(Consigne a): Recopiez à l'identique les lignes du jeu de données, depuis la toute première jusqu'à celle qui contient « 310, 691, 336] », ces deux lignes comprises, et rien d'autre.

La session des 11 et 12 décembre 2025 s’est ouverte par un discours dense de Jérôme Durain, président de la Région Bourgogne–Franche-Comté, marqué à la fois par l’émotion, la prudence budgétaire et la volonté de maintenir un cap ambitieux malgré un contexte national contraint.
Un hommage appuyé à Jean-François Humbert, symbole d’éthique politique
Dès les premières minutes de son intervention, Jérôme Durain a souhaité rendre hommage à Jean-François Humbert, ancien président de la Région Franche-Comté entre 1998 et 2004. Il a rappelé l’entrée en politique régionale de celui-ci en 1986, puis son accession à la présidence du Conseil régional dans un contexte électoral particulièrement complexe, où aucune majorité claire ne se dégageait.
Durain a insisté sur un épisode marquant : l’élection de Humbert avec les voix de l’extrême droite, qu’il n’avait ni recherchées ni acceptées. L’ancien président avait alors immédiatement démissionné pour refuser toute connivence avec le Front National, un geste devenu emblématique de son intégrité et salué jusque sur la scène nationale.

(Consigne b): Prolongez le compte rendu de la session du conseil régional en reprenant juste après sa dernière phrase.

Entrées d'un jeu de données:
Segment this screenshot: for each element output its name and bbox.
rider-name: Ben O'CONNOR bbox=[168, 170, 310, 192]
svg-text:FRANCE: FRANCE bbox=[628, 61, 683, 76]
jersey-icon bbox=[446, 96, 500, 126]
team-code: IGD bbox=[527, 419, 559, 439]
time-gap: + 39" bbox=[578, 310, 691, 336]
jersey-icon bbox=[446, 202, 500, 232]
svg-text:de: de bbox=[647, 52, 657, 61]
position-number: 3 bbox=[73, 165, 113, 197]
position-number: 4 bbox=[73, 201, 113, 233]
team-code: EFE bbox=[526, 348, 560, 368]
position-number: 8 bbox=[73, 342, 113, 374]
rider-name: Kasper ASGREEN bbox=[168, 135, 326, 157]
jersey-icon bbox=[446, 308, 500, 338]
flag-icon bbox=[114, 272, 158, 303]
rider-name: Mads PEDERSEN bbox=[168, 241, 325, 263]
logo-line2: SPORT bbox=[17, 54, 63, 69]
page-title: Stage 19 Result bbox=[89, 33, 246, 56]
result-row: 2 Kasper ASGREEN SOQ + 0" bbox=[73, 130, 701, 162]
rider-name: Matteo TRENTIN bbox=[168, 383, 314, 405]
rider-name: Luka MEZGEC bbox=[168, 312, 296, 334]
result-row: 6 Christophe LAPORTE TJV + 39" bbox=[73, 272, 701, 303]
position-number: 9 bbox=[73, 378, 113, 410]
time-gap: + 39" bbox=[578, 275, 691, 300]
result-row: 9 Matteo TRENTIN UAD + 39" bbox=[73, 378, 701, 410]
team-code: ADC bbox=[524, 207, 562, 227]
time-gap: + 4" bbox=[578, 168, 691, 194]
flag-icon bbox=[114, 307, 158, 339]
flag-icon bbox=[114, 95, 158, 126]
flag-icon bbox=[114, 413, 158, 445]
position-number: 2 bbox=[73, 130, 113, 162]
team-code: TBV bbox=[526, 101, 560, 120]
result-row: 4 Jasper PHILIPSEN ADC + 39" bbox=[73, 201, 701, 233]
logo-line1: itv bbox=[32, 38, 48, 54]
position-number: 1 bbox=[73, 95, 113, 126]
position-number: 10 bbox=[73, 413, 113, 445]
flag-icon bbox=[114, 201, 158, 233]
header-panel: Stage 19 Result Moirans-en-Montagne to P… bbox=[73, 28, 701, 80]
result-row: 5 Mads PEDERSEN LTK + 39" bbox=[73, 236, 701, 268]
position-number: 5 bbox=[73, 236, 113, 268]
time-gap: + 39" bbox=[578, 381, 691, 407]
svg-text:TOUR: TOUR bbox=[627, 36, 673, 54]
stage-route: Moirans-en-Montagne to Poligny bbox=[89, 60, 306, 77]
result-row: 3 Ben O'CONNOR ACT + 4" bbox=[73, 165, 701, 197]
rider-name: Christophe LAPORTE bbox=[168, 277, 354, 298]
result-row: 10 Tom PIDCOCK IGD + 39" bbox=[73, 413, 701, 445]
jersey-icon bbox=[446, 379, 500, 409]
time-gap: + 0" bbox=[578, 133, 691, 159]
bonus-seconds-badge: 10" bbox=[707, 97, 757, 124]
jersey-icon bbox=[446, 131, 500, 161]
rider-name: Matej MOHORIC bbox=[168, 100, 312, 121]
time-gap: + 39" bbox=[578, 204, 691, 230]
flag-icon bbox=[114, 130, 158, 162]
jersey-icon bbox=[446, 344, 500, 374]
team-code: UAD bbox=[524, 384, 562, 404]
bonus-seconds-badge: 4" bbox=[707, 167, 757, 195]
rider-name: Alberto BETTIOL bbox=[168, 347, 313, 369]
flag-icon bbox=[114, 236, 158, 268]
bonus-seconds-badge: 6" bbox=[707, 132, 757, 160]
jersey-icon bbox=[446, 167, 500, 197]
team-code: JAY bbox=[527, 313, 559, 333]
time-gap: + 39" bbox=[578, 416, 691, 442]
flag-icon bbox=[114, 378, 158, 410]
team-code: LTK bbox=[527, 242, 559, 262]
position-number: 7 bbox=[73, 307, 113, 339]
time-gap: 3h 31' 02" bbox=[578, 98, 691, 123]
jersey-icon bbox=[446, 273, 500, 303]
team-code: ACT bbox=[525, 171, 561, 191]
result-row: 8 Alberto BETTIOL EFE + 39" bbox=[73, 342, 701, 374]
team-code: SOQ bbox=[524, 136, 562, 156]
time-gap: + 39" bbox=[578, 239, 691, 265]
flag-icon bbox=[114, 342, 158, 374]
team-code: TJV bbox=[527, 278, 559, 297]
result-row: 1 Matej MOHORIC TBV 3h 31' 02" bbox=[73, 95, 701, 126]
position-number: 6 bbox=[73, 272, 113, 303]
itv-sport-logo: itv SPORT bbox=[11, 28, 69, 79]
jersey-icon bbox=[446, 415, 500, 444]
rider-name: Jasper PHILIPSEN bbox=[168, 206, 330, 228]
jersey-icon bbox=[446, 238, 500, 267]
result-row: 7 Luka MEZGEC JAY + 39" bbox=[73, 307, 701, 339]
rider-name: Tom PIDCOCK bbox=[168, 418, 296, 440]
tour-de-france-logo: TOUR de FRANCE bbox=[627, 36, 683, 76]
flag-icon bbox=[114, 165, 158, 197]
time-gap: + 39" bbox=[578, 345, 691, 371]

(Réponse a):
Segment this screenshot: for each element output its name and bbox.
rider-name: Ben O'CONNOR bbox=[168, 170, 310, 192]
svg-text:FRANCE: FRANCE bbox=[628, 61, 683, 76]
jersey-icon bbox=[446, 96, 500, 126]
team-code: IGD bbox=[527, 419, 559, 439]
time-gap: + 39" bbox=[578, 310, 691, 336]

(Réponse b):
Le discours a rappelé l’importance du rôle qu’il a joué dans les lycées, les CFA, son intérêt constant pour les besoins d’investissement, et son action en faveur de l’enseignement supérieur, notamment lors de la création de l’institut FEMTO en 2004.
Durain a également mis en lumière l’attachement de Humbert à la culture en milieu rural, et au sport, lui-même étant ceinture noire de judo et fidèle supporter du FCSM. Enfin, il a évoqué son engagement au Sénat et son implication dans la lutte contre le dopage. L’hémicycle a observé une minute de silence en sa mémoire.
La progression de la Dermatose Nodulaire Contagieuse : un appel à la responsabilité collective
Après cet hommage, Jérôme Durain a abordé la situation préoccupante liée à la Dermatose Nodulaire Contagieuse (DNC), qui a franchi un nouveau palier en frappant le département du Doubs. Il a expressément renouvelé la solidarité de la Région envers les éleveurs et agriculteurs dont les exploitations ont été touchées.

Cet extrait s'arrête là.